* START Data entries *

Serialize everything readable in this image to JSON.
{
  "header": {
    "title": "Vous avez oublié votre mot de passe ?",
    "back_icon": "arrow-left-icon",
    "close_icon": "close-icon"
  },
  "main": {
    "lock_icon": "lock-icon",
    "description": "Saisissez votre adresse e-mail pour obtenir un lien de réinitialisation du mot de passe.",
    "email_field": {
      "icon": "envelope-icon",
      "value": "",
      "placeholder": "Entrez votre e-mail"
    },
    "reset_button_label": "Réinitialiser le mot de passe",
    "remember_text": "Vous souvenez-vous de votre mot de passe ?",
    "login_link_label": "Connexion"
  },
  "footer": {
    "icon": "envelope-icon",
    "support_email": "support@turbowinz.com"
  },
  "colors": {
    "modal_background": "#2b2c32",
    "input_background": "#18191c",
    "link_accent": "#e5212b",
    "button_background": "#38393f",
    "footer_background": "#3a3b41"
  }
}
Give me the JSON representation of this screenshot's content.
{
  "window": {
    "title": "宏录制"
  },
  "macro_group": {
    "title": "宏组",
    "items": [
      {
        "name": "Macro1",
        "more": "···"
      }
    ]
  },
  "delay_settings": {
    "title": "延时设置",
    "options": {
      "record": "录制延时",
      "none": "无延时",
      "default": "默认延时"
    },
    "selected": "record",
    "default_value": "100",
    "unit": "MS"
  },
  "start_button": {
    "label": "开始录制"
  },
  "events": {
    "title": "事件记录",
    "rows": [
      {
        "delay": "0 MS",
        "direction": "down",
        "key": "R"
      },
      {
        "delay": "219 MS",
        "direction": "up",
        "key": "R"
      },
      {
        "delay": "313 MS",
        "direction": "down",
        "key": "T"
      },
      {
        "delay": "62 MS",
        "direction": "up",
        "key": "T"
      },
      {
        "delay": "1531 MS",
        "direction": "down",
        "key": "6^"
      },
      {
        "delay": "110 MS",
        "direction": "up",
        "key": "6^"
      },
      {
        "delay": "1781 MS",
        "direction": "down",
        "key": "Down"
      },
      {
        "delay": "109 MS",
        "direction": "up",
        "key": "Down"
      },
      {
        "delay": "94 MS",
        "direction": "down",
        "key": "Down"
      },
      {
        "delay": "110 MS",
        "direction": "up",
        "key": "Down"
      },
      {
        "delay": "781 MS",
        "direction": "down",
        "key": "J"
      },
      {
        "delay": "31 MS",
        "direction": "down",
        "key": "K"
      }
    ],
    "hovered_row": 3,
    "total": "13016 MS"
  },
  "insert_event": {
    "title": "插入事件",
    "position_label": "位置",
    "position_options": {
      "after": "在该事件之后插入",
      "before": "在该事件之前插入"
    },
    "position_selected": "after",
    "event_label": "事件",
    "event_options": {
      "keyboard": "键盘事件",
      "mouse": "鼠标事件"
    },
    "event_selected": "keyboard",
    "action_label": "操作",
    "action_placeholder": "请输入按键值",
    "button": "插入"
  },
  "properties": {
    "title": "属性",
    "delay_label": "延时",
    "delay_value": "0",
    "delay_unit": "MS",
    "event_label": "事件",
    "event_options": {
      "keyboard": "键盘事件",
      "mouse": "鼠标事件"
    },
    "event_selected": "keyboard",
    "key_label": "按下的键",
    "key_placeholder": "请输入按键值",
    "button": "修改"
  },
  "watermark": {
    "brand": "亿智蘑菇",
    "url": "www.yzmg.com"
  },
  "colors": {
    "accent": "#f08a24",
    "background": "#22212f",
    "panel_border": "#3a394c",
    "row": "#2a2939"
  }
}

* END Data entries *

> Work required
Write down every line of the data exactly as it appears above.

> Output of the task
Serialize everything readable in this image to JSON.
{
  "header": {
    "title": "Vous avez oublié votre mot de passe ?",
    "back_icon": "arrow-left-icon",
    "close_icon": "close-icon"
  },
  "main": {
    "lock_icon": "lock-icon",
    "description": "Saisissez votre adresse e-mail pour obtenir un lien de réinitialisation du mot de passe.",
    "email_field": {
      "icon": "envelope-icon",
      "value": "",
      "placeholder": "Entrez votre e-mail"
    },
    "reset_button_label": "Réinitialiser le mot de passe",
    "remember_text": "Vous souvenez-vous de votre mot de passe ?",
    "login_link_label": "Connexion"
  },
  "footer": {
    "icon": "envelope-icon",
    "support_email": "support@turbowinz.com"
  },
  "colors": {
    "modal_background": "#2b2c32",
    "input_background": "#18191c",
    "link_accent": "#e5212b",
    "button_background": "#38393f",
    "footer_background": "#3a3b41"
  }
}
Give me the JSON representation of this screenshot's content.
{
  "window": {
    "title": "宏录制"
  },
  "macro_group": {
    "title": "宏组",
    "items": [
      {
        "name": "Macro1",
        "more": "···"
      }
    ]
  },
  "delay_settings": {
    "title": "延时设置",
    "options": {
      "record": "录制延时",
      "none": "无延时",
      "default": "默认延时"
    },
    "selected": "record",
    "default_value": "100",
    "unit": "MS"
  },
  "start_button": {
    "label": "开始录制"
  },
  "events": {
    "title": "事件记录",
    "rows": [
      {
        "delay": "0 MS",
        "direction": "down",
        "key": "R"
      },
      {
        "delay": "219 MS",
        "direction": "up",
        "key": "R"
      },
      {
        "delay": "313 MS",
        "direction": "down",
        "key": "T"
      },
      {
        "delay": "62 MS",
        "direction": "up",
        "key": "T"
      },
      {
        "delay": "1531 MS",
        "direction": "down",
        "key": "6^"
      },
      {
        "delay": "110 MS",
        "direction": "up",
        "key": "6^"
      },
      {
        "delay": "1781 MS",
        "direction": "down",
        "key": "Down"
      },
      {
        "delay": "109 MS",
        "direction": "up",
        "key": "Down"
      },
      {
        "delay": "94 MS",
        "direction": "down",
        "key": "Down"
      },
      {
        "delay": "110 MS",
        "direction": "up",
        "key": "Down"
      },
      {
        "delay": "781 MS",
        "direction": "down",
        "key": "J"
      },
      {
        "delay": "31 MS",
        "direction": "down",
        "key": "K"
      }
    ],
    "hovered_row": 3,
    "total": "13016 MS"
  },
  "insert_event": {
    "title": "插入事件",
    "position_label": "位置",
    "position_options": {
      "after": "在该事件之后插入",
      "before": "在该事件之前插入"
    },
    "position_selected": "after",
    "event_label": "事件",
    "event_options": {
      "keyboard": "键盘事件",
      "mouse": "鼠标事件"
    },
    "event_selected": "keyboard",
    "action_label": "操作",
    "action_placeholder": "请输入按键值",
    "button": "插入"
  },
  "properties": {
    "title": "属性",
    "delay_label": "延时",
    "delay_value": "0",
    "delay_unit": "MS",
    "event_label": "事件",
    "event_options": {
      "keyboard": "键盘事件",
      "mouse": "鼠标事件"
    },
    "event_selected": "keyboard",
    "key_label": "按下的键",
    "key_placeholder": "请输入按键值",
    "button": "修改"
  },
  "watermark": {
    "brand": "亿智蘑菇",
    "url": "www.yzmg.com"
  },
  "colors": {
    "accent": "#f08a24",
    "background": "#22212f",
    "panel_border": "#3a394c",
    "row": "#2a2939"
  }
}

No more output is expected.